Work to be completed: Please quote the data below word for word, from the line containing "- y-tick-label: 0.5: [110, 283, 163, 318]" through the line containing "- star-marker: [846, 1550, 859, 1562]", including both of those lines.

Part of a data file

_ _ _

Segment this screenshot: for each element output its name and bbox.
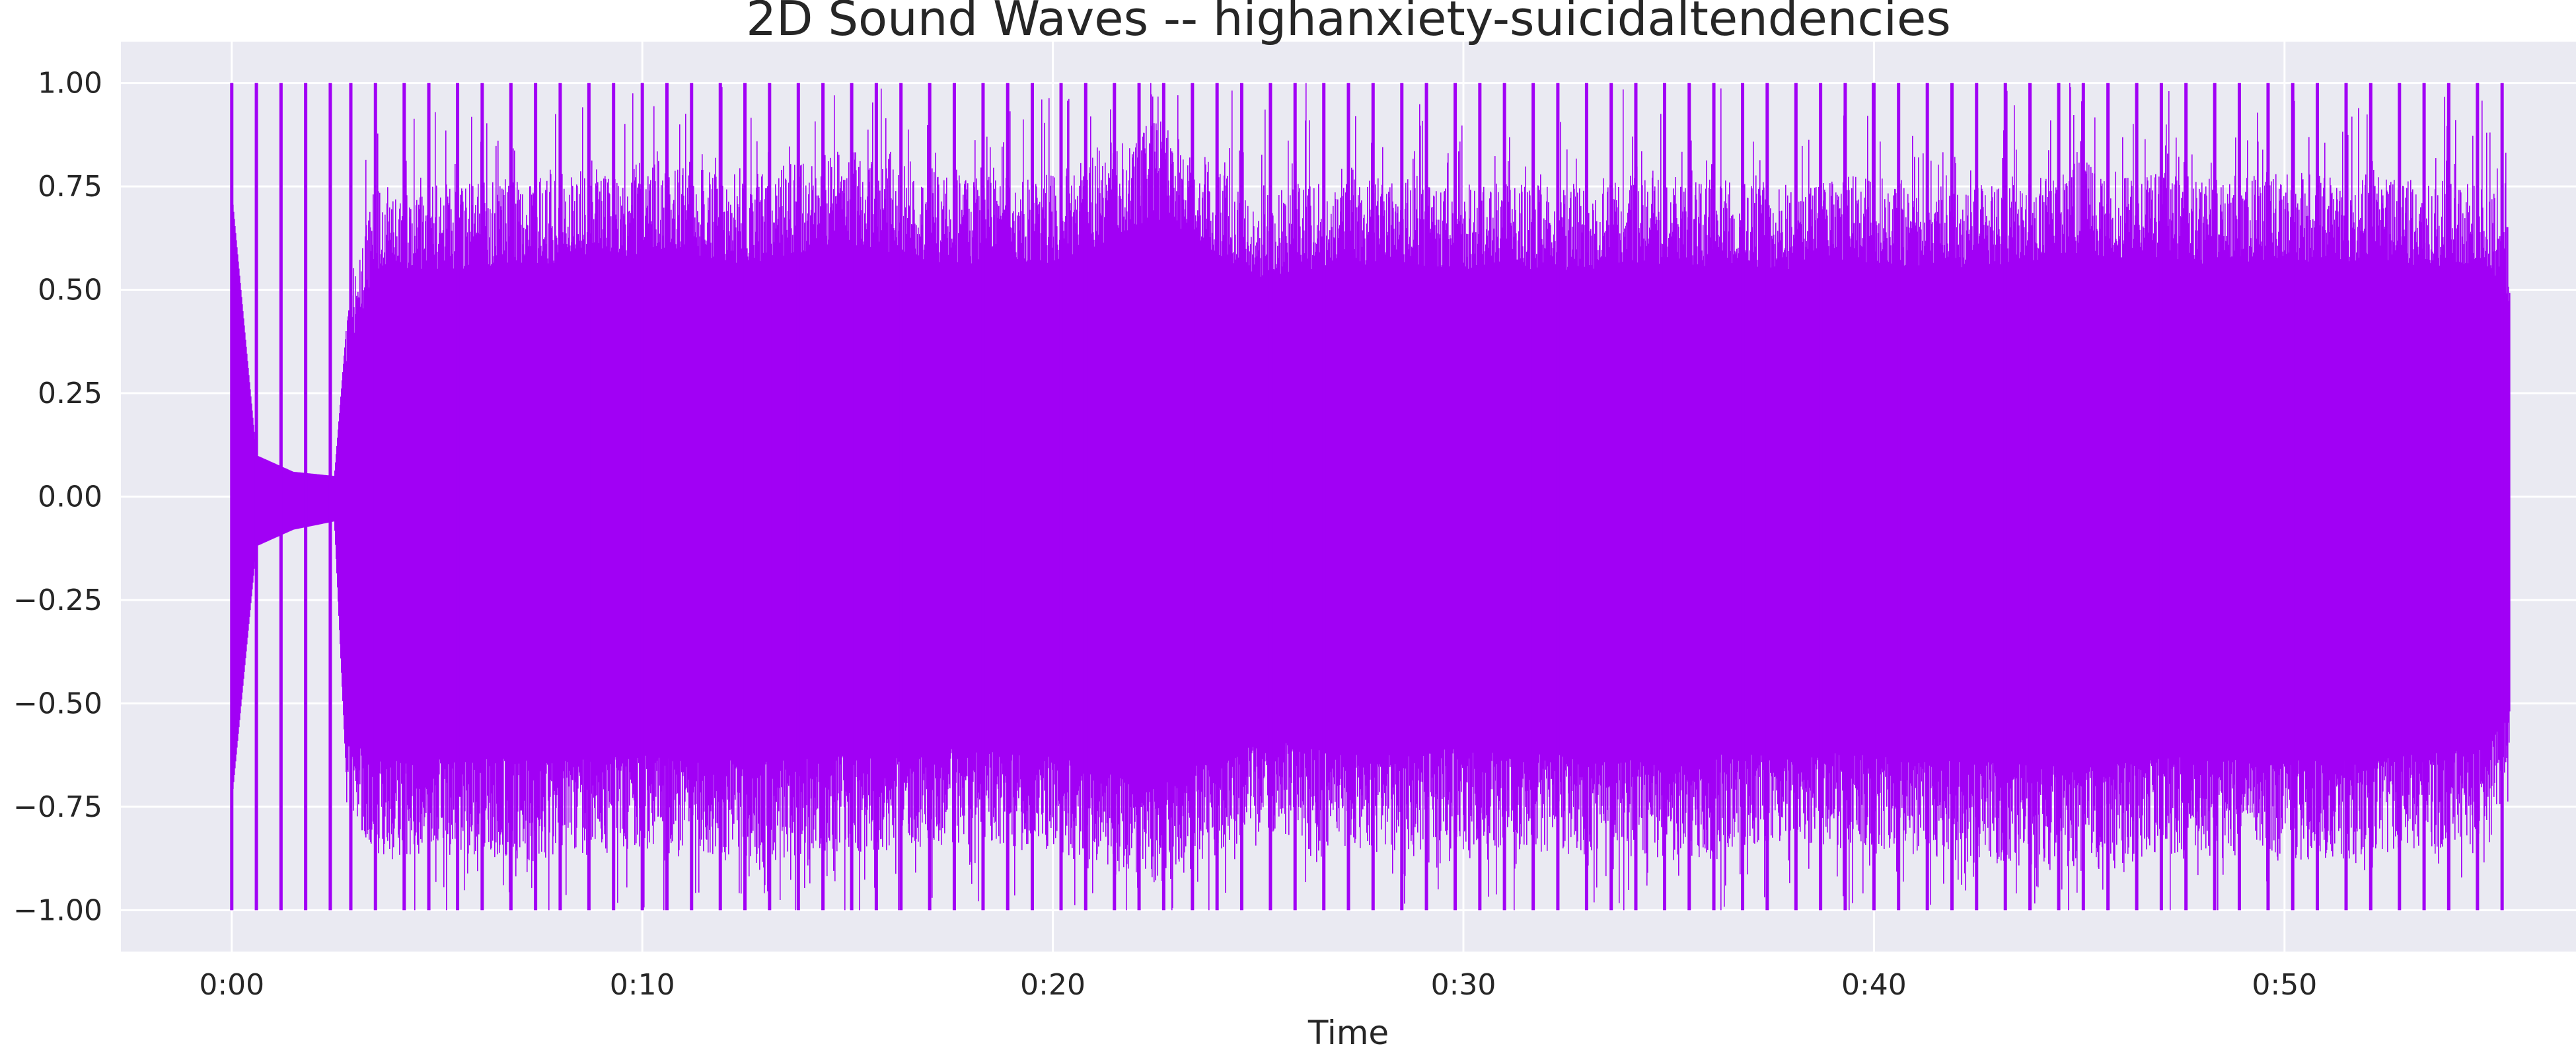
y-tick-label: −0.75 xyxy=(13,790,102,824)
y-tick-label: 0.25 xyxy=(38,377,102,410)
y-tick-label: 0.00 xyxy=(38,480,102,514)
x-axis-label: Time xyxy=(1307,1014,1389,1052)
x-tick-label: 0:30 xyxy=(1431,968,1496,1002)
waveform xyxy=(230,83,2511,911)
y-axis-tick-labels: 1.00 0.75 0.50 0.25 0.00 −0.25 −0.50 −0.75 −1.00 xyxy=(13,67,102,928)
chart-title: 2D Sound Waves -- highanxiety-suicidalte… xyxy=(746,0,1951,46)
y-tick-label: 0.75 xyxy=(38,170,102,204)
x-tick-label: 0:10 xyxy=(610,968,675,1002)
x-tick-label: 0:00 xyxy=(199,968,264,1002)
y-tick-label: −1.00 xyxy=(13,893,102,927)
y-tick-label: 0.50 xyxy=(38,274,102,307)
x-tick-label: 0:40 xyxy=(1841,968,1907,1002)
y-tick-label: −0.50 xyxy=(13,687,102,720)
x-axis-tick-labels: 0:00 0:10 0:20 0:30 0:40 0:50 xyxy=(199,968,2317,1002)
y-tick-label: −0.25 xyxy=(13,583,102,617)
y-tick-label: 1.00 xyxy=(38,67,102,100)
x-tick-label: 0:20 xyxy=(1020,968,1086,1002)
x-tick-label: 0:50 xyxy=(2252,968,2317,1002)
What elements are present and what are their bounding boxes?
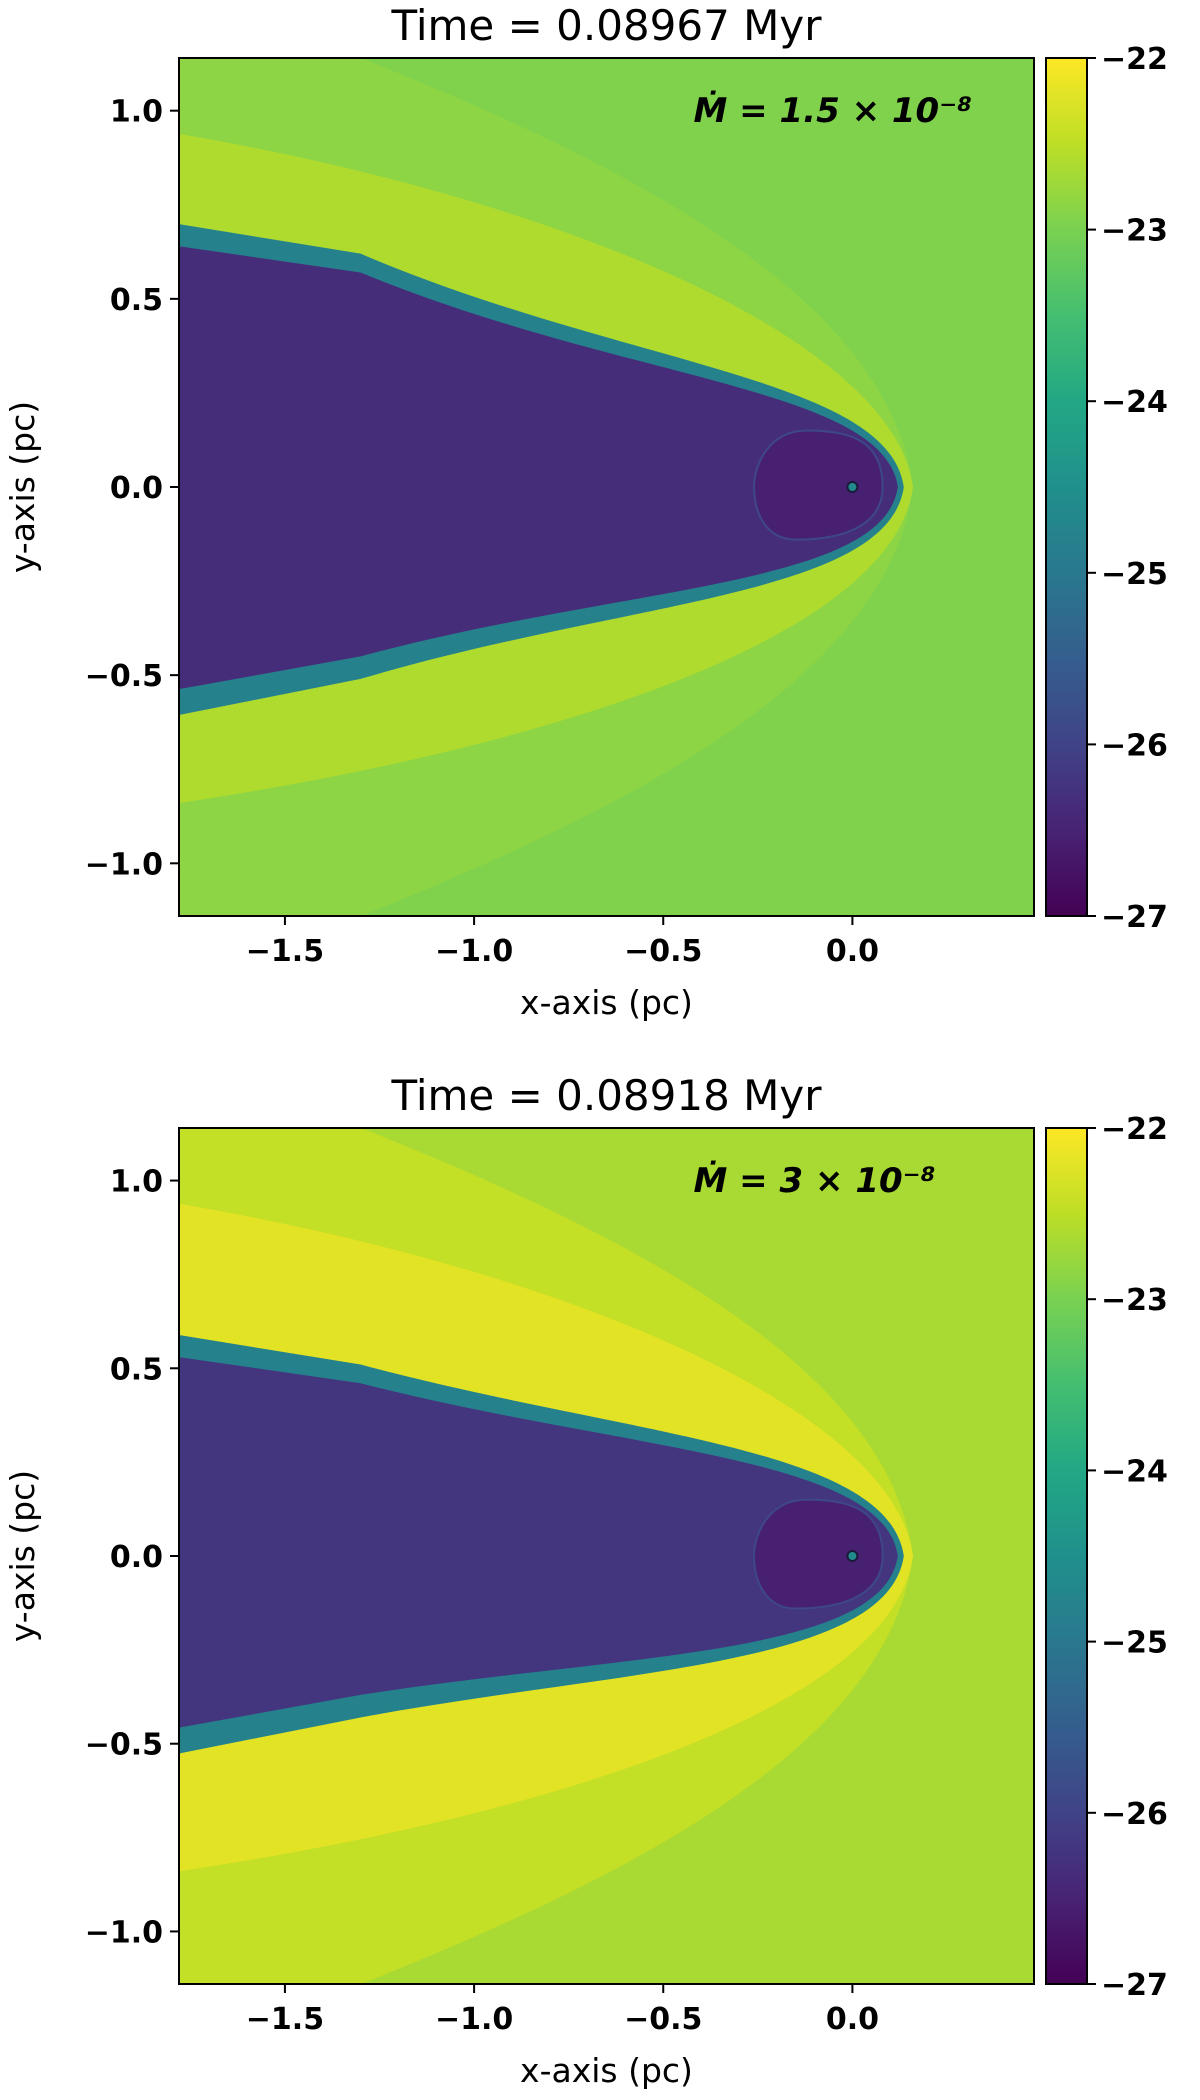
- y-tick-label: 0.5: [110, 283, 163, 318]
- density-map: [179, 58, 1034, 916]
- y-tick-label: −0.5: [85, 659, 163, 694]
- x-tick-label: 0.0: [826, 2002, 879, 2037]
- x-tick-label: 0.0: [826, 934, 879, 969]
- y-tick-label: 1.0: [110, 1165, 163, 1200]
- colorbar-tick-label: −27: [1101, 1968, 1168, 2003]
- star-marker: [846, 481, 859, 493]
- colorbar-tick-label: −25: [1101, 557, 1168, 592]
- x-tick-label: −1.0: [435, 934, 513, 969]
- y-tick-label: −1.0: [85, 1915, 163, 1950]
- chart-title: Time = 0.08918 Myr: [390, 1071, 822, 1120]
- colorbar-tick-label: −26: [1101, 728, 1168, 763]
- x-tick-label: −1.5: [246, 934, 324, 969]
- mass-loss-annotation: Ṁ = 3 × 10⁻⁸: [694, 1160, 936, 1201]
- star-marker: [846, 1550, 859, 1562]
- panel-2: Time = 0.08918 Myr Ṁ = 3 × 10⁻⁸ −1.5 −1.0 −0…: [3, 1071, 1168, 2090]
- y-axis-label: y-axis (pc): [3, 401, 42, 573]
- wind-cavity: [179, 1357, 898, 1728]
- inner-wind-bubble: [753, 429, 884, 541]
- colorbar-tick-label: −23: [1101, 214, 1168, 249]
- x-tick-label: −1.0: [435, 2002, 513, 2037]
- colorbar-tick-label: −24: [1101, 1454, 1168, 1489]
- chart-title: Time = 0.08967 Myr: [390, 1, 822, 50]
- colorbar-tick-label: −27: [1101, 900, 1168, 935]
- y-tick-label: −1.0: [85, 847, 163, 882]
- mass-loss-annotation: Ṁ = 1.5 × 10⁻⁸: [694, 90, 973, 131]
- colorbar-tick-label: −26: [1101, 1797, 1168, 1832]
- inner-wind-bubble: [753, 1498, 884, 1610]
- colorbar-tick-label: −23: [1101, 1283, 1168, 1318]
- x-tick-label: −1.5: [246, 2002, 324, 2037]
- y-tick-label: 0.0: [110, 471, 163, 506]
- y-axis-label: y-axis (pc): [3, 1470, 42, 1642]
- x-axis-label: x-axis (pc): [520, 983, 693, 1022]
- colorbar: [1045, 57, 1088, 917]
- colorbar-tick-label: −25: [1101, 1626, 1168, 1661]
- colorbar-tick-label: −24: [1101, 385, 1168, 420]
- colorbar-tick-label: −22: [1101, 1112, 1168, 1147]
- y-tick-label: 0.5: [110, 1352, 163, 1387]
- wind-cavity: [179, 246, 898, 690]
- y-tick-label: 0.0: [110, 1540, 163, 1575]
- y-tick-label: 1.0: [110, 95, 163, 130]
- colorbar-tick-label: −22: [1101, 42, 1168, 77]
- x-tick-label: −0.5: [624, 2002, 702, 2037]
- colorbar: [1045, 1127, 1088, 1985]
- density-map: [179, 1128, 1034, 1984]
- panel-1: Time = 0.08967 Myr Ṁ = 1.5 × 10⁻⁸ −1.5 −1.0…: [3, 1, 1168, 1022]
- x-axis-label: x-axis (pc): [520, 2051, 693, 2090]
- y-tick-label: −0.5: [85, 1728, 163, 1763]
- x-tick-label: −0.5: [624, 934, 702, 969]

_ _ _

Answer to the problem:
- y-tick-label: 0.5: [110, 283, 163, 318]
- density-map: [179, 58, 1034, 916]
- y-tick-label: −0.5: [85, 659, 163, 694]
- x-tick-label: 0.0: [826, 2002, 879, 2037]
- x-tick-label: 0.0: [826, 934, 879, 969]
- y-tick-label: 1.0: [110, 1165, 163, 1200]
- colorbar-tick-label: −27: [1101, 1968, 1168, 2003]
- star-marker: [846, 481, 859, 493]
- colorbar-tick-label: −25: [1101, 557, 1168, 592]
- x-tick-label: −1.0: [435, 934, 513, 969]
- y-tick-label: −1.0: [85, 1915, 163, 1950]
- chart-title: Time = 0.08918 Myr: [390, 1071, 822, 1120]
- colorbar-tick-label: −26: [1101, 728, 1168, 763]
- x-tick-label: −1.5: [246, 934, 324, 969]
- mass-loss-annotation: Ṁ = 3 × 10⁻⁸: [694, 1160, 936, 1201]
- star-marker: [846, 1550, 859, 1562]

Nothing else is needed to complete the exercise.